**PROBLEM STATEMENT:** Pull each line containing "right" out of the data and copy it.

**Figure record extracts:**
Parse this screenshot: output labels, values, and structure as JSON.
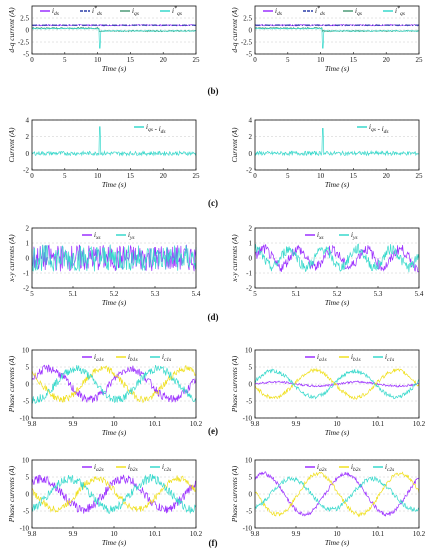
{
  "captions": [
    "(b)",
    "(c)",
    "(d)",
    "(e)",
    "(f)"
  ],
  "colors": {
    "purple": "#9b30ff",
    "cyan": "#38d9cc",
    "green": "#4e9a78",
    "yellow": "#f0e020",
    "indigo": "#2b3fa8",
    "axis": "#111111",
    "grid": "#c8c8c8"
  },
  "chart_data": [
    {
      "id": "b-left",
      "type": "line",
      "xlabel": "Time (s)",
      "ylabel": "d-q current (A)",
      "xlim": [
        0,
        25
      ],
      "ylim": [
        -5,
        5
      ],
      "xticks": [
        0,
        5,
        10,
        15,
        20,
        25
      ],
      "yticks": [
        2.5,
        0,
        -2.5,
        -5
      ],
      "legend": [
        "i_ds",
        "i*_ds",
        "i_qs",
        "i*_qs"
      ],
      "series": [
        {
          "name": "i_ds",
          "color": "purple",
          "kind": "step",
          "level": 1.0,
          "step_x": 10.2,
          "level2": 1.0,
          "noise": 0.15
        },
        {
          "name": "i*_ds",
          "color": "indigo",
          "kind": "dash",
          "level": 1.0,
          "step_x": 10.2,
          "level2": 1.0,
          "noise": 0
        },
        {
          "name": "i_qs",
          "color": "green",
          "kind": "step",
          "level": 0.4,
          "step_x": 10.2,
          "level2": -0.2,
          "noise": 0.15
        },
        {
          "name": "i*_qs",
          "color": "cyan",
          "kind": "step",
          "level": 0.3,
          "step_x": 10.2,
          "level2": -0.2,
          "noise": 0.1,
          "spike_x": 10.3,
          "spike_y": -3.8
        }
      ]
    },
    {
      "id": "b-right",
      "type": "line",
      "xlabel": "Time (s)",
      "ylabel": "d-q current (A)",
      "xlim": [
        0,
        25
      ],
      "ylim": [
        -5,
        5
      ],
      "xticks": [
        0,
        5,
        10,
        15,
        20,
        25
      ],
      "yticks": [
        2.5,
        0,
        -2.5,
        -5
      ],
      "legend": [
        "i_ds",
        "i*_ds",
        "i_qs",
        "i*_qs"
      ],
      "series": [
        {
          "name": "i_ds",
          "color": "purple",
          "kind": "step",
          "level": 1.0,
          "step_x": 10.2,
          "level2": 1.0,
          "noise": 0.15
        },
        {
          "name": "i*_ds",
          "color": "indigo",
          "kind": "dash",
          "level": 1.0,
          "step_x": 10.2,
          "level2": 1.0,
          "noise": 0
        },
        {
          "name": "i_qs",
          "color": "green",
          "kind": "step",
          "level": 0.4,
          "step_x": 10.2,
          "level2": -0.2,
          "noise": 0.15
        },
        {
          "name": "i*_qs",
          "color": "cyan",
          "kind": "step",
          "level": 0.3,
          "step_x": 10.2,
          "level2": -0.2,
          "noise": 0.1,
          "spike_x": 10.3,
          "spike_y": -3.8
        }
      ]
    },
    {
      "id": "c-left",
      "type": "line",
      "xlabel": "Time (s)",
      "ylabel": "Current (A)",
      "xlim": [
        0,
        25
      ],
      "ylim": [
        -2,
        4
      ],
      "xticks": [
        0,
        5,
        10,
        15,
        20,
        25
      ],
      "yticks": [
        4,
        2,
        0,
        -2
      ],
      "legend": [
        "i_qs - i_ds"
      ],
      "series": [
        {
          "name": "i_qs - i_ds",
          "color": "cyan",
          "kind": "step",
          "level": 0,
          "step_x": 10.3,
          "level2": 0,
          "noise": 0.25,
          "spike_x": 10.3,
          "spike_y": 3.2
        }
      ]
    },
    {
      "id": "c-right",
      "type": "line",
      "xlabel": "Time (s)",
      "ylabel": "Current (A)",
      "xlim": [
        0,
        25
      ],
      "ylim": [
        -2,
        4
      ],
      "xticks": [
        0,
        5,
        10,
        15,
        20,
        25
      ],
      "yticks": [
        4,
        2,
        0,
        -2
      ],
      "legend": [
        "i_qs - i_ds"
      ],
      "series": [
        {
          "name": "i_qs - i_ds",
          "color": "cyan",
          "kind": "step",
          "level": 0,
          "step_x": 10.3,
          "level2": 0,
          "noise": 0.25,
          "spike_x": 10.3,
          "spike_y": 3.0
        }
      ]
    },
    {
      "id": "d-left",
      "type": "line",
      "xlabel": "Time (s)",
      "ylabel": "x-y currents (A)",
      "xlim": [
        5,
        5.4
      ],
      "ylim": [
        -2,
        2
      ],
      "xticks": [
        5,
        5.1,
        5.2,
        5.3,
        5.4
      ],
      "yticks": [
        2,
        1,
        0,
        -1,
        -2
      ],
      "legend": [
        "i_xs",
        "i_ys"
      ],
      "series": [
        {
          "name": "i_xs",
          "color": "purple",
          "kind": "noise",
          "amp": 0.9,
          "freq": 0,
          "phase": 0
        },
        {
          "name": "i_ys",
          "color": "cyan",
          "kind": "noise",
          "amp": 0.9,
          "freq": 0,
          "phase": 0
        }
      ]
    },
    {
      "id": "d-right",
      "type": "line",
      "xlabel": "Time (s)",
      "ylabel": "x-y currents (A)",
      "xlim": [
        5,
        5.4
      ],
      "ylim": [
        -2,
        2
      ],
      "xticks": [
        5,
        5.1,
        5.2,
        5.3,
        5.4
      ],
      "yticks": [
        2,
        1,
        0,
        -1,
        -2
      ],
      "legend": [
        "i_xs",
        "i_ys"
      ],
      "series": [
        {
          "name": "i_xs",
          "color": "purple",
          "kind": "sine",
          "amp": 0.6,
          "freq": 12,
          "phase": 0,
          "noise": 0.35
        },
        {
          "name": "i_ys",
          "color": "cyan",
          "kind": "sine",
          "amp": 0.6,
          "freq": 12,
          "phase": 1.57,
          "noise": 0.35
        }
      ]
    },
    {
      "id": "e-left",
      "type": "line",
      "xlabel": "Time (s)",
      "ylabel": "Phase currents (A)",
      "xlim": [
        9.8,
        10.2
      ],
      "ylim": [
        -10,
        10
      ],
      "xticks": [
        9.8,
        9.9,
        10,
        10.1,
        10.2
      ],
      "yticks": [
        10,
        5,
        0,
        -5,
        -10
      ],
      "legend": [
        "i_a1s",
        "i_b1s",
        "i_c1s"
      ],
      "series": [
        {
          "name": "i_a1s",
          "color": "purple",
          "kind": "sine",
          "amp": 4.5,
          "freq": 5,
          "phase": 0.3,
          "noise": 1.2
        },
        {
          "name": "i_b1s",
          "color": "yellow",
          "kind": "sine",
          "amp": 4.5,
          "freq": 5,
          "phase": 2.4,
          "noise": 1.0
        },
        {
          "name": "i_c1s",
          "color": "cyan",
          "kind": "sine",
          "amp": 4.5,
          "freq": 5,
          "phase": 4.5,
          "noise": 1.2
        }
      ]
    },
    {
      "id": "e-right",
      "type": "line",
      "xlabel": "Time (s)",
      "ylabel": "Phase currents (A)",
      "xlim": [
        9.8,
        10.2
      ],
      "ylim": [
        -10,
        10
      ],
      "xticks": [
        9.8,
        9.9,
        10,
        10.1,
        10.2
      ],
      "yticks": [
        10,
        5,
        0,
        -5,
        -10
      ],
      "legend": [
        "i_a1s",
        "i_b1s",
        "i_c1s"
      ],
      "series": [
        {
          "name": "i_a1s",
          "color": "purple",
          "kind": "sine",
          "amp": 0.6,
          "freq": 5,
          "phase": 0,
          "noise": 0.3
        },
        {
          "name": "i_b1s",
          "color": "yellow",
          "kind": "sine",
          "amp": 4.0,
          "freq": 5,
          "phase": 3.3,
          "noise": 0.6
        },
        {
          "name": "i_c1s",
          "color": "cyan",
          "kind": "sine",
          "amp": 3.8,
          "freq": 5,
          "phase": 0.2,
          "noise": 0.6
        }
      ]
    },
    {
      "id": "f-left",
      "type": "line",
      "xlabel": "Time (s)",
      "ylabel": "Phase currents (A)",
      "xlim": [
        9.8,
        10.2
      ],
      "ylim": [
        -10,
        10
      ],
      "xticks": [
        9.8,
        9.9,
        10,
        10.1,
        10.2
      ],
      "yticks": [
        10,
        5,
        0,
        -5,
        -10
      ],
      "legend": [
        "i_a2s",
        "i_b2s",
        "i_c2s"
      ],
      "series": [
        {
          "name": "i_a2s",
          "color": "purple",
          "kind": "sine",
          "amp": 4.5,
          "freq": 5,
          "phase": 0.8,
          "noise": 1.3
        },
        {
          "name": "i_b2s",
          "color": "yellow",
          "kind": "sine",
          "amp": 4.5,
          "freq": 5,
          "phase": 2.9,
          "noise": 1.0
        },
        {
          "name": "i_c2s",
          "color": "cyan",
          "kind": "sine",
          "amp": 4.5,
          "freq": 5,
          "phase": 5.0,
          "noise": 1.3
        }
      ]
    },
    {
      "id": "f-right",
      "type": "line",
      "xlabel": "Time (s)",
      "ylabel": "Phase currents (A)",
      "xlim": [
        9.8,
        10.2
      ],
      "ylim": [
        -10,
        10
      ],
      "xticks": [
        9.8,
        9.9,
        10,
        10.1,
        10.2
      ],
      "yticks": [
        10,
        5,
        0,
        -5,
        -10
      ],
      "legend": [
        "i_a2s",
        "i_b2s",
        "i_c2s"
      ],
      "series": [
        {
          "name": "i_a2s",
          "color": "purple",
          "kind": "sine",
          "amp": 6.0,
          "freq": 5,
          "phase": 0.9,
          "noise": 0.6
        },
        {
          "name": "i_b2s",
          "color": "yellow",
          "kind": "sine",
          "amp": 6.0,
          "freq": 5,
          "phase": 3.0,
          "noise": 0.6
        },
        {
          "name": "i_c2s",
          "color": "cyan",
          "kind": "sine",
          "amp": 4.5,
          "freq": 5,
          "phase": 5.1,
          "noise": 0.7
        }
      ]
    }
  ]
}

**TASK SOLUTION:**
      "id": "b-right",
      "id": "c-right",
      "id": "d-right",
      "id": "e-right",
      "id": "f-right",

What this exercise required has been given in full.